# [WORK ITEM]
Please decide whether each statement below agrees with the comic-cover text, giving yes or no and quoting the words from the text that settle it.
1. The figure on the All-New Inhumans #9 cover is Wolverine.
2. Odin and Balder appear on the cover of The Mighty Thor #39.
3. On the Thor cover, Mjolnir gets the more dramatic metallic lighting effect.

# [TEXT SEGMENT]
^^^^^^^^

No beef with cover artist Stefano Caselli; seriously… But that All-New Inhumans cover sure smells like a lift homage to BWS’s classic, doesn’t it?

TLDR: IT’S NOT WOLVERINE ON THE COVER.

Per the ComiXology summary, it’s Inhuman Gorgon on the cover; I guess you would know that if you were a regular reader of All-New Inhumans… But as a comics cover (i.e. something that is meant to draw in potential readers who are not regular subscribers of a comic on a monthly basis) I didn’t know it was Gorgon. I thought maybe I’d get the DL on a once-central character who has been dealt a really raw hand in the comics universe [that in other circumstances would have grown right back].

Boo, All-New Inhumans #9 cover!

Boo… And well played.

LOVE
MIKE

* Except for Old Man Logan; another time.
** Wolverine being Marvel’s more-or-less most popular character… Whose film rights are owned by someone else.

The Mighty Thor #39

ComiXology Summary:
While Thor and Jake have their wounds tended to by Asgardian healers, Odin and Balder discuss the fate of the Destroyer. Will Odin finally end the dark legacy of the Destroyer Armor?

Jake?

Odin?

Balder?

The Destroyer [Armor]?

I don’t know about you but I don’t see any of these cats or any of that jazz on this cover.

To me, this is a pretty non-specific cover that could have been slapped on any number of issues of The Mighty Thor… But just so happens to be on #39-slash-#541.

Non-specific or not — in terms of subject matter and execution — this cover is pretty specifically awesome, and showcases a lot of what makes Barry Windsor-Smith such a revered illustrator.

A lot of guys doing comics just want to do comics; they lack drawing fundamentals which they make up for (somewhat) with tons of lines, extra muscles, skimping on feet, and endless teeth. On the other hand you have an artist like Barry Windsor-Smith; a REAL ARTIST (all in caps) who happens to be putting a superhero on a piece of paper.

I find his decisions really thought provoking… Essentially no background; but a weird off-center figure layout. A mix of really fine lines around the thighs and boots with these thick, cartoon-y strokes around everywhere else. The ink quality looks really “wet” and confidently loose, without sacrificing an air of precision. Windsor-Smith cheats with the inks, though. To my mind there is little if any finishing differentiation between Thor’s skin, his leggings and his hammer / helmet. Now obviously his helmet is metal, but it is is Mjolnir that gets the more dramatic metallic lighting effect (funny, I “know” Mjolnir is Uru, but I usually “read” it as stone when looking at a Thor picture). Then we have these totally random horizontal slashes across the white circle-thing on Thor’s right pectoral (I’ve always read those as stylized metal discs on leather armor, which would make the particular execution of these slashes completely illogical).

^^^^^^^^

# [EXERCISE DATA]
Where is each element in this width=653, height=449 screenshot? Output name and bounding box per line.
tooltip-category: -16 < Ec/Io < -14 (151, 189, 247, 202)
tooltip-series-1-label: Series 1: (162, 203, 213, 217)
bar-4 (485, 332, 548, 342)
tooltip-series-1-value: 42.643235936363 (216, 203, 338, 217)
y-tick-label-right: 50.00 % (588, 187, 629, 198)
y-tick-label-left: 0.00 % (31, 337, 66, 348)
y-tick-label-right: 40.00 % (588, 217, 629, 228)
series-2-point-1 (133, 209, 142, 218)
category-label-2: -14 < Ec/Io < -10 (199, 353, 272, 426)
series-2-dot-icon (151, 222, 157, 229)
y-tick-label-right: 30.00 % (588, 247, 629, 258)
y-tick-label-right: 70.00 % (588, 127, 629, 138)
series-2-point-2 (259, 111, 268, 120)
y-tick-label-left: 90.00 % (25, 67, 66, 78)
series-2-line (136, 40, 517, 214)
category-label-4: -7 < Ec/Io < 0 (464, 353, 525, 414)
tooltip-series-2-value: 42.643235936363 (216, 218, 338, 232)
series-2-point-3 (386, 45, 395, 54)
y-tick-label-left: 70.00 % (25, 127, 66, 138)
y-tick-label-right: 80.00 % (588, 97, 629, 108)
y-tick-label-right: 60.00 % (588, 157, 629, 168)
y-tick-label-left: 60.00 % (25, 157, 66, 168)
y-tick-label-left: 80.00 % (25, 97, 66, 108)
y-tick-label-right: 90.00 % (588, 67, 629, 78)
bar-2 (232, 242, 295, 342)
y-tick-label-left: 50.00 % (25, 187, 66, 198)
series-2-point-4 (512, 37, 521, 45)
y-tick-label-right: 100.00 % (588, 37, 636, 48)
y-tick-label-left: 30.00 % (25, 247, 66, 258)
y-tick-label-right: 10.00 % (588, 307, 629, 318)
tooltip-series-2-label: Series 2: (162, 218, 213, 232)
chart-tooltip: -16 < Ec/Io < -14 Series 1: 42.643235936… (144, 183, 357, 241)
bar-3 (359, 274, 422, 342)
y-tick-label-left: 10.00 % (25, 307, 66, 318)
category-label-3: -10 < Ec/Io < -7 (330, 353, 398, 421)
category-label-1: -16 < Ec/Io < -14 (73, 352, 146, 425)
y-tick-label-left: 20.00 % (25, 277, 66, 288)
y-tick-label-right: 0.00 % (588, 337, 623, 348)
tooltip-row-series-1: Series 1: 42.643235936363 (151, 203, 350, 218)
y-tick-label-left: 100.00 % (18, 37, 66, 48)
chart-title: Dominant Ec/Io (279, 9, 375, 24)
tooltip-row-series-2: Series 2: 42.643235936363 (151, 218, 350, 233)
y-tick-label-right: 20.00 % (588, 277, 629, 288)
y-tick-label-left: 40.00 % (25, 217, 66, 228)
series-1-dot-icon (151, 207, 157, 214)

^^^^^^^^

# [SOLVED PROBLEM]
1. No: "IT’S NOT WOLVERINE ON THE COVER."
2. No: "I don’t see any of these cats or any of that jazz on this cover."
3. Yes: "gets the more dramatic metallic lighting effect"